Collected data entries:
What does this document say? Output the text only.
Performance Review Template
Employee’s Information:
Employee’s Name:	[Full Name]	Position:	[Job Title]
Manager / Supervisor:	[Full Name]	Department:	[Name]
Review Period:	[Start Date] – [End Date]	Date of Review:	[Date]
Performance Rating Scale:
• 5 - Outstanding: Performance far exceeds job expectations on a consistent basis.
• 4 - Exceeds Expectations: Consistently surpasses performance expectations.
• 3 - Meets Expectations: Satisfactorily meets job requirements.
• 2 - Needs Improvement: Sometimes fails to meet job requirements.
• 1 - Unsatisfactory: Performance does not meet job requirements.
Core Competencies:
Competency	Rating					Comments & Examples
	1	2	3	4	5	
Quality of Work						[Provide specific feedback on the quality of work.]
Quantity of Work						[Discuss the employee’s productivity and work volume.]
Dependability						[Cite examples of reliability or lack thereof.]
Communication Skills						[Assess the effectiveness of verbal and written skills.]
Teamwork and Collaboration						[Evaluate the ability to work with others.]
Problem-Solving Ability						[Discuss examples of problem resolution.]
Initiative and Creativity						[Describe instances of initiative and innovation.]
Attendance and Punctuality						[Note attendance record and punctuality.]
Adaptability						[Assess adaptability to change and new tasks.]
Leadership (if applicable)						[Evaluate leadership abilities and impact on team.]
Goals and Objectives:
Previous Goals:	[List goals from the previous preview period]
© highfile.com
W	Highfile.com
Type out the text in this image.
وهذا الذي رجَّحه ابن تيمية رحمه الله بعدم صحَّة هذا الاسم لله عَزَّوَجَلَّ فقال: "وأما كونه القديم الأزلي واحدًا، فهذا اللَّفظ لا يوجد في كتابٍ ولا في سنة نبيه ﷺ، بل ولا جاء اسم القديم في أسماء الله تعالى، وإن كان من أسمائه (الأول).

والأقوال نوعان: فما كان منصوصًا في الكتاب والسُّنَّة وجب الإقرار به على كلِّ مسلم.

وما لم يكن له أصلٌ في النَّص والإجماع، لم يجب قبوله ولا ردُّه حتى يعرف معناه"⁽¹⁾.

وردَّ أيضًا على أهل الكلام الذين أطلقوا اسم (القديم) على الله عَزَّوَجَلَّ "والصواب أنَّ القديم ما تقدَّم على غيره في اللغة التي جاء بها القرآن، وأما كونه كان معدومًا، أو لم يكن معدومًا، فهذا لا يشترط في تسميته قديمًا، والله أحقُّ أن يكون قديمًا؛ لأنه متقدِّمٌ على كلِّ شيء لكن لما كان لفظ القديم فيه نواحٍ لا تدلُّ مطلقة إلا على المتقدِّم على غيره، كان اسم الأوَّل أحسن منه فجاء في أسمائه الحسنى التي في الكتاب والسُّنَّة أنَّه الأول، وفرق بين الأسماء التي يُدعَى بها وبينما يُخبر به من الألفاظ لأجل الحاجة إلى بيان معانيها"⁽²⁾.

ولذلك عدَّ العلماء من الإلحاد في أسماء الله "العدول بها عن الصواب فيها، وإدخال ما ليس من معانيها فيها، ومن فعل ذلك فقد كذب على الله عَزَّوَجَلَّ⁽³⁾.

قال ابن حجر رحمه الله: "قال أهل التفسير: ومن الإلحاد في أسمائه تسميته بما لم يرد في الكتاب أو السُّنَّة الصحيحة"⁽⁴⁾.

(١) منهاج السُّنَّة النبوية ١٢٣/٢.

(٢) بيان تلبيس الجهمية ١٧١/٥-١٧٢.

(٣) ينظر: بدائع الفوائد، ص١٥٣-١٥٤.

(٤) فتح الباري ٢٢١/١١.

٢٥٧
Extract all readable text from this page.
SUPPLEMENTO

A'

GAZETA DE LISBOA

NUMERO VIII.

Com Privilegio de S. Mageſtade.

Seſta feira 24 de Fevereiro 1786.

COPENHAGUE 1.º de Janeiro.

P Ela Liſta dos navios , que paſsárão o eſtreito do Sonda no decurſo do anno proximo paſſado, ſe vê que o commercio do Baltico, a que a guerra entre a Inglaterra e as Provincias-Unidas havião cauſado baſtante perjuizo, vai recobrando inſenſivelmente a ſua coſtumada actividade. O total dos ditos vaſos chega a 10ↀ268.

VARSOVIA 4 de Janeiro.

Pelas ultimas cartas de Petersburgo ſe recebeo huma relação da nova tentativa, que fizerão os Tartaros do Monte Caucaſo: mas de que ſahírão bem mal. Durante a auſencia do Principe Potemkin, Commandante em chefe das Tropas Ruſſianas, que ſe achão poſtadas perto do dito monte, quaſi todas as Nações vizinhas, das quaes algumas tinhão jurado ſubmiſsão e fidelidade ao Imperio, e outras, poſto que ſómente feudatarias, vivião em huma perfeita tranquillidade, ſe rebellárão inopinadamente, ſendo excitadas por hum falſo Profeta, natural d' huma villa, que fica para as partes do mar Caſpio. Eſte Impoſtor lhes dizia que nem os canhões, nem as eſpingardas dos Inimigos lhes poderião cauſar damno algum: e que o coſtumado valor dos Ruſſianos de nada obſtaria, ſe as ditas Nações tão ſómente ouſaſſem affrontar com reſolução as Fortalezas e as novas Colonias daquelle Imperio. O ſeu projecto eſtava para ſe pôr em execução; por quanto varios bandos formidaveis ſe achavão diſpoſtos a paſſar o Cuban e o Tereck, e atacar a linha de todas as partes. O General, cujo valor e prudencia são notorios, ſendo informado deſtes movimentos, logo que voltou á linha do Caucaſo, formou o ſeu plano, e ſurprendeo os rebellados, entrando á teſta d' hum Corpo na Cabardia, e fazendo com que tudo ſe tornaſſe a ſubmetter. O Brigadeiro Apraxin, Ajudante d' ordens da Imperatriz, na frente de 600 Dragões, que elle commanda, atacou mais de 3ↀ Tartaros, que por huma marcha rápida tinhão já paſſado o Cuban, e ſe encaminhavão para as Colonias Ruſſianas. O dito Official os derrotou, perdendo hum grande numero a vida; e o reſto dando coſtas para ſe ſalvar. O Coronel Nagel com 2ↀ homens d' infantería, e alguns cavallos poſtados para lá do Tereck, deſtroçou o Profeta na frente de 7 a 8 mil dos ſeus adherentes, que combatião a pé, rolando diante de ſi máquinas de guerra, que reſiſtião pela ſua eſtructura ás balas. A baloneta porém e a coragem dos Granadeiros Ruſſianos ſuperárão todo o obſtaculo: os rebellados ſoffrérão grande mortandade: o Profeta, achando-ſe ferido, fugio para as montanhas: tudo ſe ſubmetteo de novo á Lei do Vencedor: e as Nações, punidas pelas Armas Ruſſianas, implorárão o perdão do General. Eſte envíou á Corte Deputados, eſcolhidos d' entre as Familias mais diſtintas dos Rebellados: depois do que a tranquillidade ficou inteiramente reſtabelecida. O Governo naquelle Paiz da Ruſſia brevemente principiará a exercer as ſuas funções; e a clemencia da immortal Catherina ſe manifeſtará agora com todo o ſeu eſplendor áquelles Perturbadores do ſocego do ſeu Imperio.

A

● Set exercise
Transcribe the material exactly as it reads.

● Exercise output
What does this document say? Output the text only.
Performance Review Template
Employee’s Information:
Employee’s Name:	[Full Name]	Position:	[Job Title]
Manager / Supervisor:	[Full Name]	Department:	[Name]
Review Period:	[Start Date] – [End Date]	Date of Review:	[Date]
Performance Rating Scale:
• 5 - Outstanding: Performance far exceeds job expectations on a consistent basis.
• 4 - Exceeds Expectations: Consistently surpasses performance expectations.
• 3 - Meets Expectations: Satisfactorily meets job requirements.
• 2 - Needs Improvement: Sometimes fails to meet job requirements.
• 1 - Unsatisfactory: Performance does not meet job requirements.
Core Competencies:
Competency	Rating					Comments & Examples
	1	2	3	4	5	
Quality of Work						[Provide specific feedback on the quality of work.]
Quantity of Work						[Discuss the employee’s productivity and work volume.]
Dependability						[Cite examples of reliability or lack thereof.]
Communication Skills						[Assess the effectiveness of verbal and written skills.]
Teamwork and Collaboration						[Evaluate the ability to work with others.]
Problem-Solving Ability						[Discuss examples of problem resolution.]
Initiative and Creativity						[Describe instances of initiative and innovation.]
Attendance and Punctuality						[Note attendance record and punctuality.]
Adaptability						[Assess adaptability to change and new tasks.]
Leadership (if applicable)						[Evaluate leadership abilities and impact on team.]
Goals and Objectives:
Previous Goals:	[List goals from the previous preview period]
© highfile.com
W	Highfile.com
Type out the text in this image.
وهذا الذي رجَّحه ابن تيمية رحمه الله بعدم صحَّة هذا الاسم لله عَزَّوَجَلَّ فقال: "وأما كونه القديم الأزلي واحدًا، فهذا اللَّفظ لا يوجد في كتابٍ ولا في سنة نبيه ﷺ، بل ولا جاء اسم القديم في أسماء الله تعالى، وإن كان من أسمائه (الأول).

والأقوال نوعان: فما كان منصوصًا في الكتاب والسُّنَّة وجب الإقرار به على كلِّ مسلم.

وما لم يكن له أصلٌ في النَّص والإجماع، لم يجب قبوله ولا ردُّه حتى يعرف معناه"⁽¹⁾.

وردَّ أيضًا على أهل الكلام الذين أطلقوا اسم (القديم) على الله عَزَّوَجَلَّ "والصواب أنَّ القديم ما تقدَّم على غيره في اللغة التي جاء بها القرآن، وأما كونه كان معدومًا، أو لم يكن معدومًا، فهذا لا يشترط في تسميته قديمًا، والله أحقُّ أن يكون قديمًا؛ لأنه متقدِّمٌ على كلِّ شيء لكن لما كان لفظ القديم فيه نواحٍ لا تدلُّ مطلقة إلا على المتقدِّم على غيره، كان اسم الأوَّل أحسن منه فجاء في أسمائه الحسنى التي في الكتاب والسُّنَّة أنَّه الأول، وفرق بين الأسماء التي يُدعَى بها وبينما يُخبر به من الألفاظ لأجل الحاجة إلى بيان معانيها"⁽²⁾.

ولذلك عدَّ العلماء من الإلحاد في أسماء الله "العدول بها عن الصواب فيها، وإدخال ما ليس من معانيها فيها، ومن فعل ذلك فقد كذب على الله عَزَّوَجَلَّ⁽³⁾.

قال ابن حجر رحمه الله: "قال أهل التفسير: ومن الإلحاد في أسمائه تسميته بما لم يرد في الكتاب أو السُّنَّة الصحيحة"⁽⁴⁾.

(١) منهاج السُّنَّة النبوية ١٢٣/٢.

(٢) بيان تلبيس الجهمية ١٧١/٥-١٧٢.

(٣) ينظر: بدائع الفوائد، ص١٥٣-١٥٤.

(٤) فتح الباري ٢٢١/١١.

٢٥٧
Extract all readable text from this page.
SUPPLEMENTO

A'

GAZETA DE LISBOA

NUMERO VIII.

Com Privilegio de S. Mageſtade.

Seſta feira 24 de Fevereiro 1786.

COPENHAGUE 1.º de Janeiro.

P Ela Liſta dos navios , que paſsárão o eſtreito do Sonda no decurſo do anno proximo paſſado, ſe vê que o commercio do Baltico, a que a guerra entre a Inglaterra e as Provincias-Unidas havião cauſado baſtante perjuizo, vai recobrando inſenſivelmente a ſua coſtumada actividade. O total dos ditos vaſos chega a 10ↀ268.

VARSOVIA 4 de Janeiro.

Pelas ultimas cartas de Petersburgo ſe recebeo huma relação da nova tentativa, que fizerão os Tartaros do Monte Caucaſo: mas de que ſahírão bem mal. Durante a auſencia do Principe Potemkin, Commandante em chefe das Tropas Ruſſianas, que ſe achão poſtadas perto do dito monte, quaſi todas as Nações vizinhas, das quaes algumas tinhão jurado ſubmiſsão e fidelidade ao Imperio, e outras, poſto que ſómente feudatarias, vivião em huma perfeita tranquillidade, ſe rebellárão inopinadamente, ſendo excitadas por hum falſo Profeta, natural d' huma villa, que fica para as partes do mar Caſpio. Eſte Impoſtor lhes dizia que nem os canhões, nem as eſpingardas dos Inimigos lhes poderião cauſar damno algum: e que o coſtumado valor dos Ruſſianos de nada obſtaria, ſe as ditas Nações tão ſómente ouſaſſem affrontar com reſolução as Fortalezas e as novas Colonias daquelle Imperio. O ſeu projecto eſtava para ſe pôr em execução; por quanto varios bandos formidaveis ſe achavão diſpoſtos a paſſar o Cuban e o Tereck, e atacar a linha de todas as partes. O General, cujo valor e prudencia são notorios, ſendo informado deſtes movimentos, logo que voltou á linha do Caucaſo, formou o ſeu plano, e ſurprendeo os rebellados, entrando á teſta d' hum Corpo na Cabardia, e fazendo com que tudo ſe tornaſſe a ſubmetter. O Brigadeiro Apraxin, Ajudante d' ordens da Imperatriz, na frente de 600 Dragões, que elle commanda, atacou mais de 3ↀ Tartaros, que por huma marcha rápida tinhão já paſſado o Cuban, e ſe encaminhavão para as Colonias Ruſſianas. O dito Official os derrotou, perdendo hum grande numero a vida; e o reſto dando coſtas para ſe ſalvar. O Coronel Nagel com 2ↀ homens d' infantería, e alguns cavallos poſtados para lá do Tereck, deſtroçou o Profeta na frente de 7 a 8 mil dos ſeus adherentes, que combatião a pé, rolando diante de ſi máquinas de guerra, que reſiſtião pela ſua eſtructura ás balas. A baloneta porém e a coragem dos Granadeiros Ruſſianos ſuperárão todo o obſtaculo: os rebellados ſoffrérão grande mortandade: o Profeta, achando-ſe ferido, fugio para as montanhas: tudo ſe ſubmetteo de novo á Lei do Vencedor: e as Nações, punidas pelas Armas Ruſſianas, implorárão o perdão do General. Eſte envíou á Corte Deputados, eſcolhidos d' entre as Familias mais diſtintas dos Rebellados: depois do que a tranquillidade ficou inteiramente reſtabelecida. O Governo naquelle Paiz da Ruſſia brevemente principiará a exercer as ſuas funções; e a clemencia da immortal Catherina ſe manifeſtará agora com todo o ſeu eſplendor áquelles Perturbadores do ſocego do ſeu Imperio.

A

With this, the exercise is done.